-- PROBLEMS TO SOLVE --
**a.** Answer these questions from the Audi Q7 review:
(i) What base price does Audi set for the Q7?
(ii) About how much does the Q7 weigh?
(iii) How much torque is the Q7's engine rated at, and at what rpm?
**b.** Rewrite the Audi Q7 review from "Drives big and" up to and including "ironclad by comparison.", putting "bulkiest" in place of "heaviest".
**c.** Continue the Audi Q7 review after its final sentence.
— START OF PAGE EXCERPT —
Audi builds a heavyweight contender

Until now Audi has been content to watch from the sidelines as its competition created truck after truck after truck. The German automaker is one of the last manufacturers in the world without a sport-ute in its lineup, and its accountants and stockholders are sick of it.

And so in the interest of continued profitability, the company that made all-wheel drive mainstream has gone SUV. But unlike Mercedes-Benz, which offers a variety of V8-powered luxury SUVs — the ML500, R500 and the new full-size GL450 — Audi has decided to straddle the entire luxury SUV segment with one vehicle, the V8-powered seven-seat 2007 Audi Q7. At a base price of $49,900, Audi has even priced the Q7 right between the Benzes.

But can one Audi take on three Benzes? After 10 days in the driver seat of the buck-toothed Q7, we're convinced it's up to the task.

Drives big and heavy
With a 118.2-inch wheelbase, the Q7 may not be the largest SUV on the road, but it is among the heaviest. Weighing nearly 5,300 pounds, the Q7 carries over 300 pounds more than the R500, yet feels downright ironclad by comparison.

The second you enter the driver seat, there's an unmistakable heft about the Q7. The doors are heavy, the seat is firm and the controls require a heavy hand. Despite its tight turning circle, the Q7 feels a bit cumbersome around town. City drivers can feel like they're piloting a small ship to the grocery store.

Audi did this on purpose. The company's cars have always had a smaller-than-they-are kind of feel, even the not-so-lithe A8 L feels light on its feet and athletic. But this time Audi has decided to increase the Q7's feeling of size from behind the wheel. Although its controls have the precision you expect in an Audi, and the Q7 changes direction as well as any SUV we've ever tested, the Q7 feels like it would rather be driven through the impending obstacle than around it.

Not exactly a sprinter
A 4.2-liter V8 engine similar to the one that powers the 414-horsepower Audi RS 4 sport sedan is standard. Both use FSI direct gasoline injection technology that allows fuel to be injected directly into the combustion chamber for greater power without sacrificing fuel economy. Audi V8s have always been a little light on bottom-end torque, but come on strong as the tach needle climbs, and the double-overhead-cam 4.2 is no exception. In the Q7, the engine is rated at 325 pound-feet of torque at 3,500 rpm and 350 hp at its 6,800-rpm redline.
— END OF PAGE EXCERPT —
— START OF COLLECTED DATA —
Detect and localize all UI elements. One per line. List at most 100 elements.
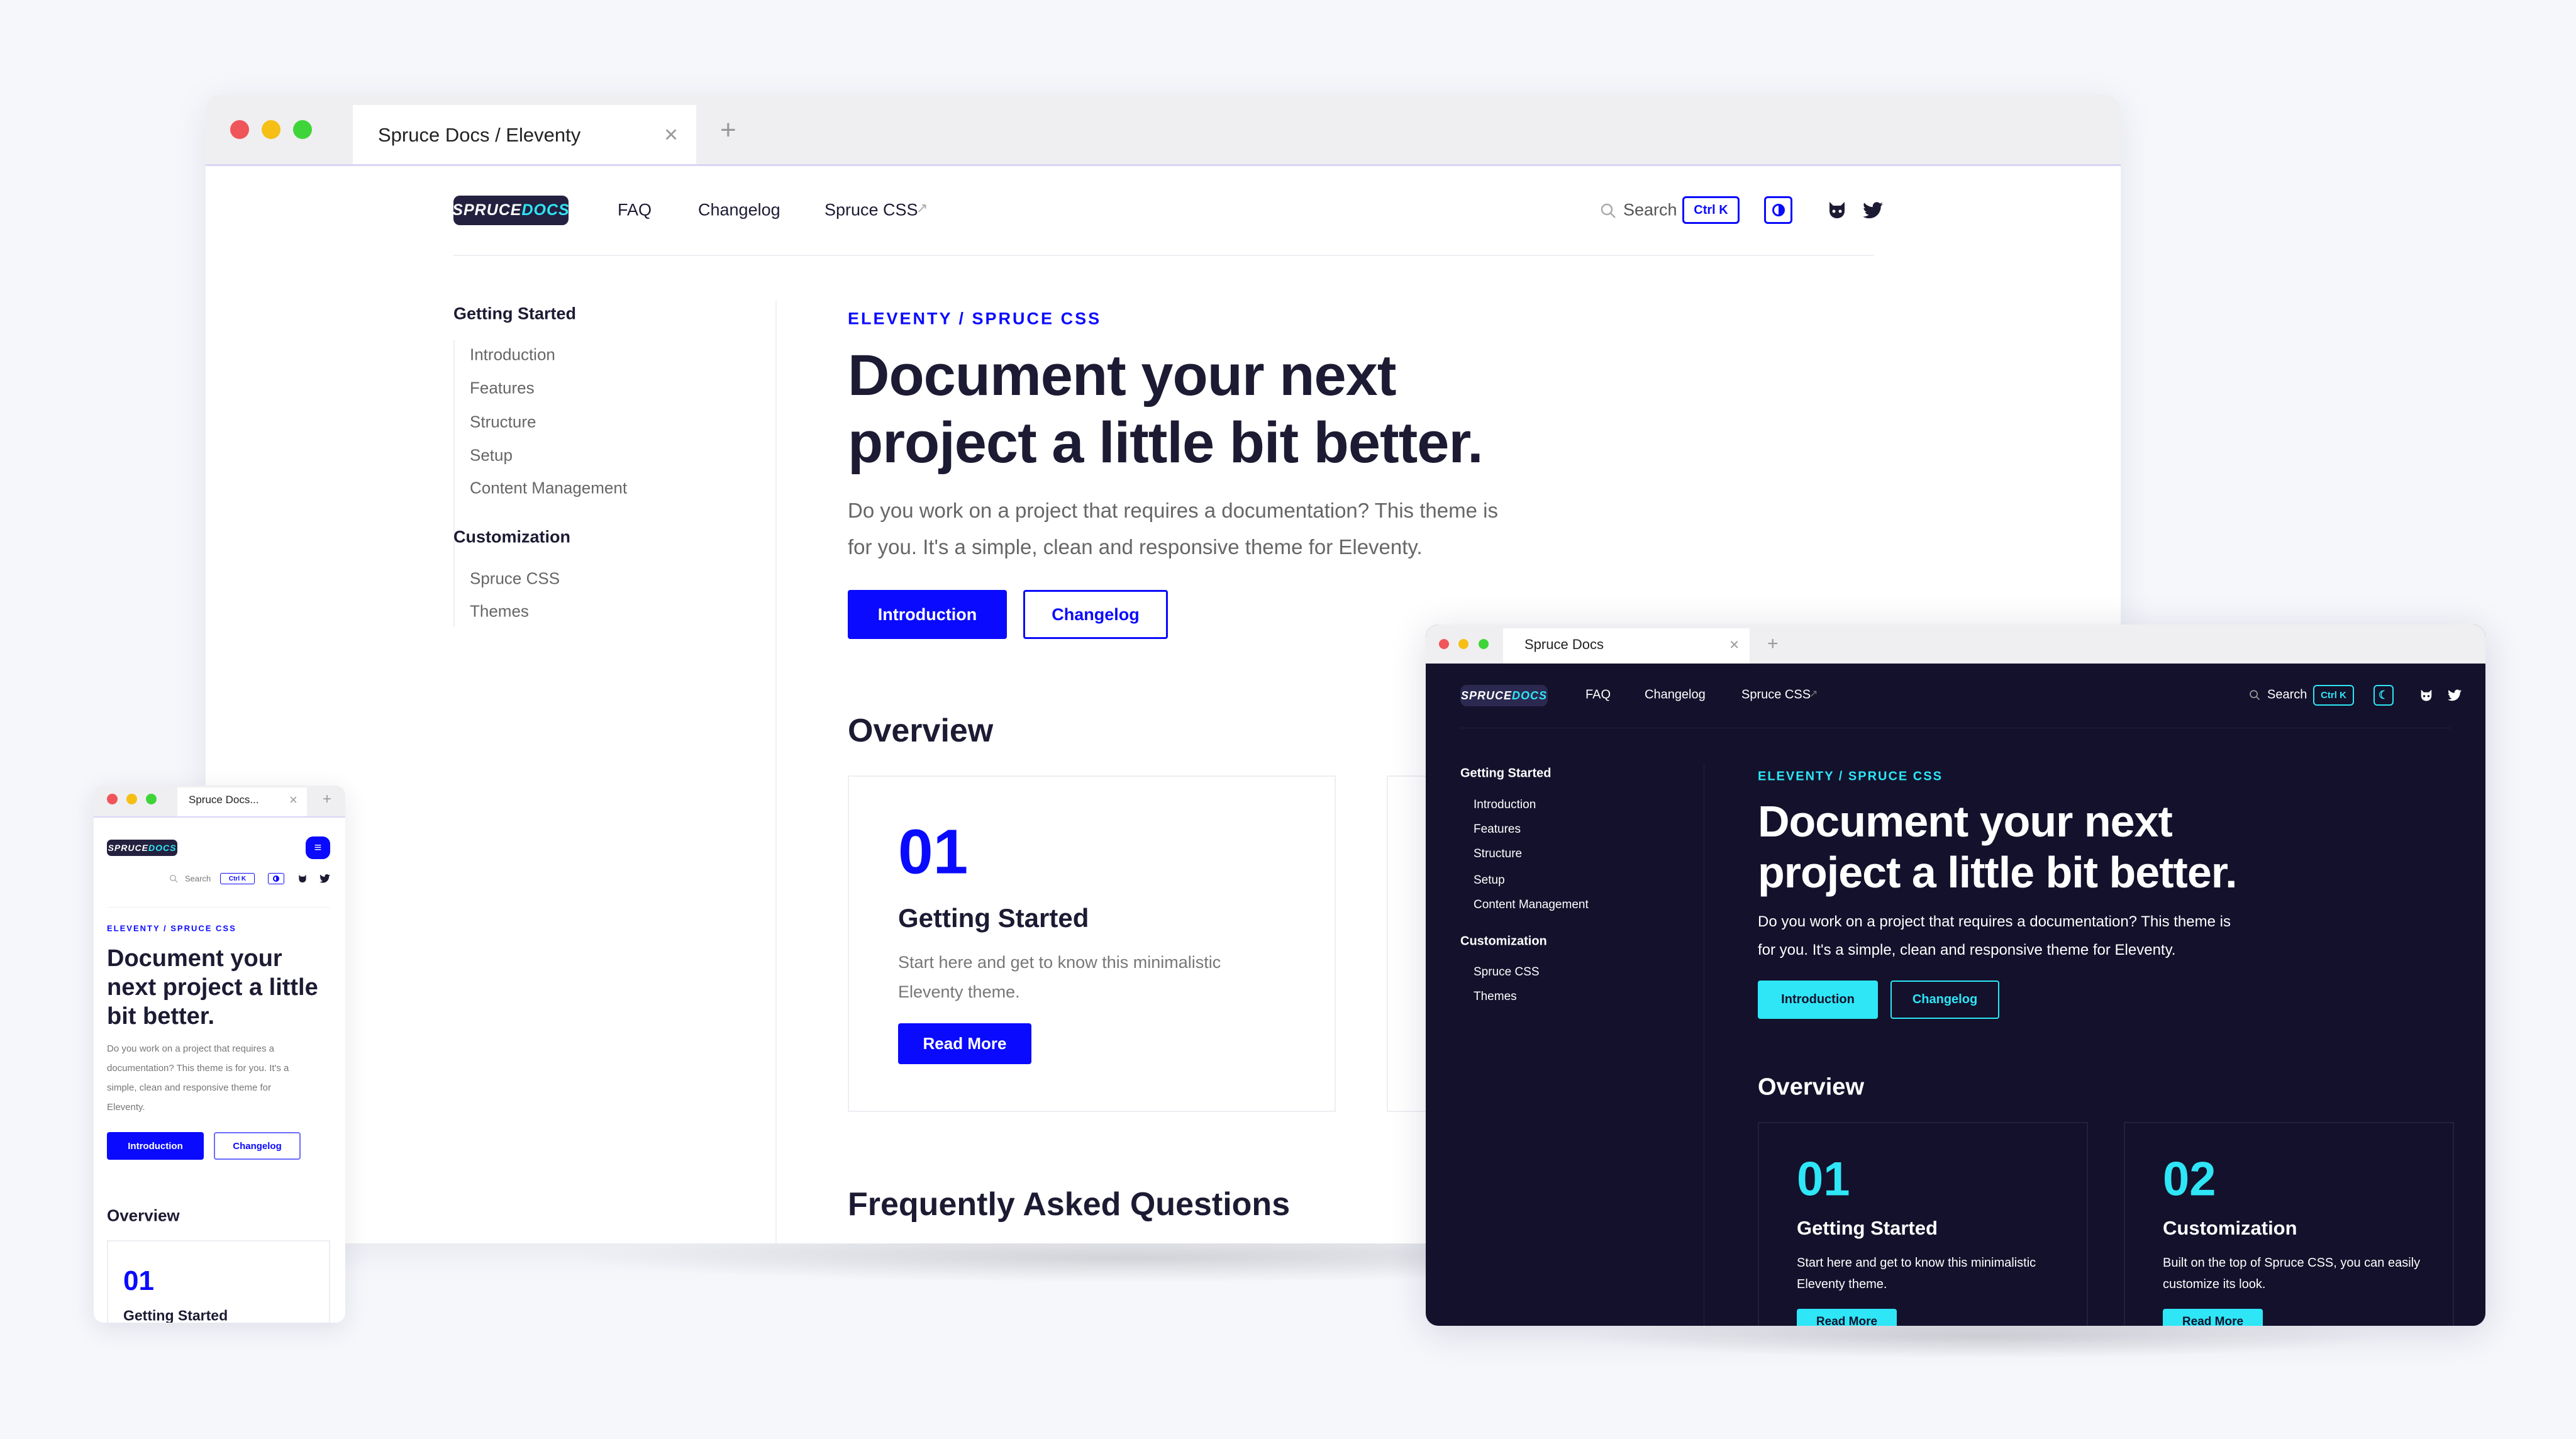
— END OF COLLECTED DATA —
-- EXPECTED ANSWERS --
**a.**
(i) $49,900
(ii) Nearly 5,300 pounds
(iii) 325 pound-feet at 3,500 rpm

**b.**
Drives big and heavy
With a 118.2-inch wheelbase, the Q7 may not be the largest SUV on the road, but it is among the bulkiest. Weighing nearly 5,300 pounds, the Q7 carries over 300 pounds more than the R500, yet feels downright ironclad by comparison.

**c.**
Even with FSI technology and a well-timed six-speed Tiptronic transmission, the Q7's fuel mileage isn't going to win any awards. During our 10-day test we found ourselves making regular small talk with Frank, our local gas station attendant. Our final average was a dismal 11.2 mpg over a few hundred miles, while a past test of the R500 recorded 15.6 mpg.

If you don't want to discuss Frank's great-aunt Fanny's hip replacement, a smaller, more fuel-efficient 280-hp, 3.6-liter V6 will be introduced in the Q7 later this fall. But a V6 Q7 may qualify for California's new Slowpoke Tax. The Q7's weight already puts a stress on the V8. With a 0-60-mph time of 8.3 seconds and a 16.1-second quarter-mile, the Q7 isn't exactly a sprinter. Both times are a full second behind the larger, but lighter R500.

Our truck's $2,600 optional adaptive air suspension has a speed-sensitive ride height adjustment which lowers the vehicle at higher speeds for maximum stability. It works. Out on the open highway, the Q7 takes a set above 80 mph like a well-pedigreed performance sedan, although overtaking cars camped out in the fast lane does require full throttle and the six-speed's willingness to downshift.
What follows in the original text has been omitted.